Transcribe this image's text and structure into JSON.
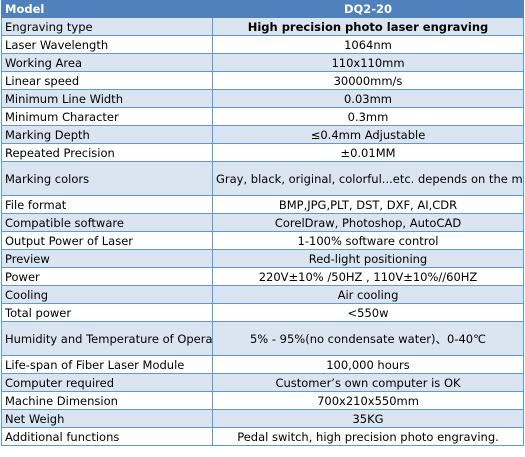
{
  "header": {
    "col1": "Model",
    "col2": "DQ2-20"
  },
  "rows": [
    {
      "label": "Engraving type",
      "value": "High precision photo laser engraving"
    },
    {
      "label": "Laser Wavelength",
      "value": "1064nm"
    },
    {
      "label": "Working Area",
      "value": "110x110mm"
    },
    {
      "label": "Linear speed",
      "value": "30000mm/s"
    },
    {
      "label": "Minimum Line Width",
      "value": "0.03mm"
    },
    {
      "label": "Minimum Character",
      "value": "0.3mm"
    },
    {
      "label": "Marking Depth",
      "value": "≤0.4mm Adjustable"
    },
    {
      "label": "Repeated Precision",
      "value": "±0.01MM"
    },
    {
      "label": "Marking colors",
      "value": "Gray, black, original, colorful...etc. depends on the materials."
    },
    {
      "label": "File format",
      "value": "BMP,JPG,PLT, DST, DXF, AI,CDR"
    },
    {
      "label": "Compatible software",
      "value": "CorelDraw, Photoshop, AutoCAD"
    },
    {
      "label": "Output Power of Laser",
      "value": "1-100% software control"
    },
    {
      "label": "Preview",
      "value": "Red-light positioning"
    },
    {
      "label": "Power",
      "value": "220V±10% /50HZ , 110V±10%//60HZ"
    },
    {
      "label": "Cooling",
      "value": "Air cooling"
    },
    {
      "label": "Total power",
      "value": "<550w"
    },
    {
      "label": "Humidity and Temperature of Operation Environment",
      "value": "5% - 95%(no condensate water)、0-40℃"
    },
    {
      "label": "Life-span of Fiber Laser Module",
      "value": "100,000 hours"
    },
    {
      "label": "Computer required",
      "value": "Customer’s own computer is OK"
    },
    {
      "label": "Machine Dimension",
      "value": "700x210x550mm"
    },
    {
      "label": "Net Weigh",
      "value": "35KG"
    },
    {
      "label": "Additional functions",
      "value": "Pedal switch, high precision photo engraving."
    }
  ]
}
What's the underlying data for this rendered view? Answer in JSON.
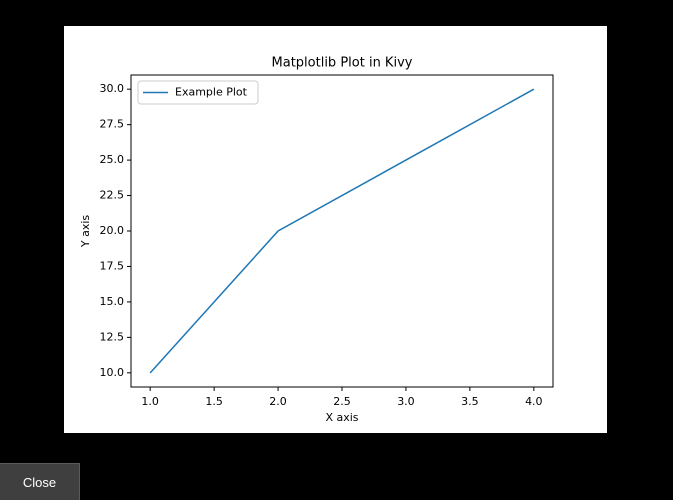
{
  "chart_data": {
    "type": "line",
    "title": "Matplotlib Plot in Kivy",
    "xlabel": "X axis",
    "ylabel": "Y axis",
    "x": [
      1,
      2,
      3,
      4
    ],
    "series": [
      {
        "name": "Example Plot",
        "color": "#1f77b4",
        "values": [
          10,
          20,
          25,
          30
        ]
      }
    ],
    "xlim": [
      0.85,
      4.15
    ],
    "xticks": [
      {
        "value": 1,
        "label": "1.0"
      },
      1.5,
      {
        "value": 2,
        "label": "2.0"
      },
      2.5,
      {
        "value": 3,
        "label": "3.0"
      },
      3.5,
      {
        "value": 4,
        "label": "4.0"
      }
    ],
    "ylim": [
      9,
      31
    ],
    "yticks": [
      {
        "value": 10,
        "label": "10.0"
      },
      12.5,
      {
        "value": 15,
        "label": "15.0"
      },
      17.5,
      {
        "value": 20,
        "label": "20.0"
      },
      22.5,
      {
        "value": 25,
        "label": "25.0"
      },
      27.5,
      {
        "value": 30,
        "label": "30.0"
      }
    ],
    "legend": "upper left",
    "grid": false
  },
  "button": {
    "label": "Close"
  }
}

_To do_. Set each line of the records down exactly, leaving every picture out.

_Response to the task_.
Transcribe this image's text and structure into JSON.
{
  "header": {
    "col1": "Model",
    "col2": "DQ2-20"
  },
  "rows": [
    {
      "label": "Engraving type",
      "value": "High precision photo laser engraving"
    },
    {
      "label": "Laser Wavelength",
      "value": "1064nm"
    },
    {
      "label": "Working Area",
      "value": "110x110mm"
    },
    {
      "label": "Linear speed",
      "value": "30000mm/s"
    },
    {
      "label": "Minimum Line Width",
      "value": "0.03mm"
    },
    {
      "label": "Minimum Character",
      "value": "0.3mm"
    },
    {
      "label": "Marking Depth",
      "value": "≤0.4mm Adjustable"
    },
    {
      "label": "Repeated Precision",
      "value": "±0.01MM"
    },
    {
      "label": "Marking colors",
      "value": "Gray, black, original, colorful...etc. depends on the materials."
    },
    {
      "label": "File format",
      "value": "BMP,JPG,PLT, DST, DXF, AI,CDR"
    },
    {
      "label": "Compatible software",
      "value": "CorelDraw, Photoshop, AutoCAD"
    },
    {
      "label": "Output Power of Laser",
      "value": "1-100% software control"
    },
    {
      "label": "Preview",
      "value": "Red-light positioning"
    },
    {
      "label": "Power",
      "value": "220V±10% /50HZ , 110V±10%//60HZ"
    },
    {
      "label": "Cooling",
      "value": "Air cooling"
    },
    {
      "label": "Total power",
      "value": "<550w"
    },
    {
      "label": "Humidity and Temperature of Operation Environment",
      "value": "5% - 95%(no condensate water)、0-40℃"
    },
    {
      "label": "Life-span of Fiber Laser Module",
      "value": "100,000 hours"
    },
    {
      "label": "Computer required",
      "value": "Customer’s own computer is OK"
    },
    {
      "label": "Machine Dimension",
      "value": "700x210x550mm"
    },
    {
      "label": "Net Weigh",
      "value": "35KG"
    },
    {
      "label": "Additional functions",
      "value": "Pedal switch, high precision photo engraving."
    }
  ]
}
What's the underlying data for this rendered view? Answer in JSON.
{
  "chart_data": {
    "type": "line",
    "title": "Matplotlib Plot in Kivy",
    "xlabel": "X axis",
    "ylabel": "Y axis",
    "x": [
      1,
      2,
      3,
      4
    ],
    "series": [
      {
        "name": "Example Plot",
        "color": "#1f77b4",
        "values": [
          10,
          20,
          25,
          30
        ]
      }
    ],
    "xlim": [
      0.85,
      4.15
    ],
    "xticks": [
      {
        "value": 1,
        "label": "1.0"
      },
      1.5,
      {
        "value": 2,
        "label": "2.0"
      },
      2.5,
      {
        "value": 3,
        "label": "3.0"
      },
      3.5,
      {
        "value": 4,
        "label": "4.0"
      }
    ],
    "ylim": [
      9,
      31
    ],
    "yticks": [
      {
        "value": 10,
        "label": "10.0"
      },
      12.5,
      {
        "value": 15,
        "label": "15.0"
      },
      17.5,
      {
        "value": 20,
        "label": "20.0"
      },
      22.5,
      {
        "value": 25,
        "label": "25.0"
      },
      27.5,
      {
        "value": 30,
        "label": "30.0"
      }
    ],
    "legend": "upper left",
    "grid": false
  },
  "button": {
    "label": "Close"
  }
}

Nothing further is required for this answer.